GIVEN REQUEST
Scan the listing below. Report each line that includes "color".

SUPPLIED MATERIAL
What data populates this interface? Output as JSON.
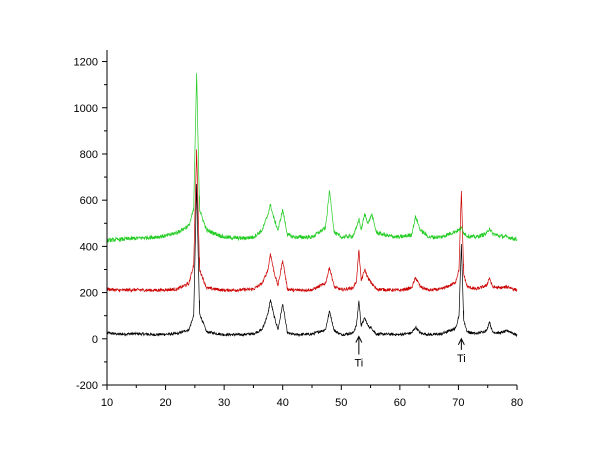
{
  "chart_data": {
    "type": "line",
    "title": "",
    "xlabel": "",
    "ylabel": "",
    "xlim": [
      10,
      80
    ],
    "ylim": [
      -200,
      1250
    ],
    "x_ticks": [
      10,
      20,
      30,
      40,
      50,
      60,
      70,
      80
    ],
    "y_ticks": [
      -200,
      0,
      200,
      400,
      600,
      800,
      1000,
      1200
    ],
    "x_tick_labels": [
      "10",
      "20",
      "30",
      "40",
      "50",
      "60",
      "70",
      "80"
    ],
    "y_tick_labels": [
      "-200",
      "0",
      "200",
      "400",
      "600",
      "800",
      "1000",
      "1200"
    ],
    "grid": false,
    "series": [
      {
        "color": "#000000",
        "x": [
          10,
          12,
          15,
          18,
          20,
          22,
          24,
          24.8,
          25.3,
          25.8,
          27,
          30,
          33,
          35,
          36.5,
          37.5,
          37.9,
          38.5,
          39.2,
          40.0,
          40.8,
          42,
          45,
          47.3,
          48.0,
          48.8,
          50,
          52,
          52.6,
          53.0,
          53.4,
          54.0,
          54.6,
          55.2,
          56,
          58,
          60,
          62,
          62.7,
          63.5,
          65,
          67,
          68.5,
          69.5,
          70.1,
          70.5,
          70.9,
          71.5,
          73,
          74.8,
          75.3,
          75.8,
          77,
          78.5,
          80
        ],
        "y": [
          25,
          20,
          22,
          18,
          20,
          22,
          40,
          100,
          670,
          110,
          30,
          18,
          18,
          22,
          40,
          110,
          170,
          100,
          40,
          150,
          25,
          18,
          20,
          40,
          120,
          35,
          18,
          25,
          60,
          165,
          55,
          90,
          55,
          45,
          20,
          20,
          18,
          25,
          50,
          25,
          18,
          20,
          35,
          45,
          100,
          410,
          80,
          30,
          22,
          35,
          75,
          30,
          25,
          35,
          15
        ]
      },
      {
        "color": "#cc0000",
        "x": [
          10,
          12,
          15,
          18,
          20,
          22,
          24,
          24.8,
          25.3,
          25.8,
          27,
          30,
          33,
          35,
          36.5,
          37.5,
          37.9,
          38.5,
          39.2,
          40.0,
          40.8,
          42,
          45,
          47.3,
          48.0,
          48.8,
          50,
          52,
          52.6,
          53.0,
          53.4,
          54.0,
          54.6,
          55.2,
          56,
          58,
          60,
          62,
          62.7,
          63.5,
          65,
          67,
          68.5,
          69.5,
          70.1,
          70.5,
          70.9,
          71.5,
          73,
          74.8,
          75.3,
          75.8,
          77,
          78.5,
          80
        ],
        "y": [
          215,
          210,
          212,
          210,
          212,
          215,
          240,
          320,
          820,
          300,
          220,
          210,
          212,
          215,
          240,
          300,
          370,
          290,
          230,
          340,
          215,
          210,
          212,
          240,
          310,
          225,
          212,
          220,
          250,
          385,
          250,
          300,
          260,
          240,
          215,
          212,
          210,
          220,
          265,
          225,
          210,
          215,
          230,
          245,
          300,
          640,
          280,
          225,
          215,
          230,
          265,
          225,
          220,
          225,
          210
        ]
      },
      {
        "color": "#22cc22",
        "x": [
          10,
          12,
          15,
          18,
          20,
          22,
          24,
          24.8,
          25.3,
          25.8,
          27,
          30,
          33,
          35,
          36.5,
          37.5,
          37.9,
          38.5,
          39.2,
          40.0,
          40.8,
          42,
          45,
          47.3,
          48.0,
          48.8,
          50,
          52,
          52.6,
          53.0,
          53.4,
          54.0,
          54.6,
          55.2,
          56,
          58,
          60,
          62,
          62.7,
          63.5,
          65,
          67,
          68.5,
          69.5,
          70.1,
          70.5,
          70.9,
          71.5,
          73,
          74.8,
          75.3,
          75.8,
          77,
          78.5,
          80
        ],
        "y": [
          425,
          430,
          435,
          440,
          445,
          460,
          490,
          560,
          1150,
          560,
          470,
          440,
          435,
          440,
          470,
          540,
          580,
          520,
          470,
          560,
          450,
          440,
          440,
          480,
          640,
          460,
          440,
          445,
          480,
          520,
          470,
          540,
          500,
          540,
          460,
          445,
          440,
          450,
          530,
          470,
          440,
          440,
          455,
          465,
          470,
          480,
          460,
          445,
          440,
          455,
          480,
          455,
          445,
          440,
          430
        ]
      }
    ],
    "annotations": [
      {
        "text": "Ti",
        "x": 53.0,
        "y": -120,
        "arrow_to_y": 10
      },
      {
        "text": "Ti",
        "x": 70.5,
        "y": -100,
        "arrow_to_y": 0
      }
    ]
  }
}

RESPONSE TO THE TASK
        "color": "#000000",
        "color": "#cc0000",
        "color": "#22cc22",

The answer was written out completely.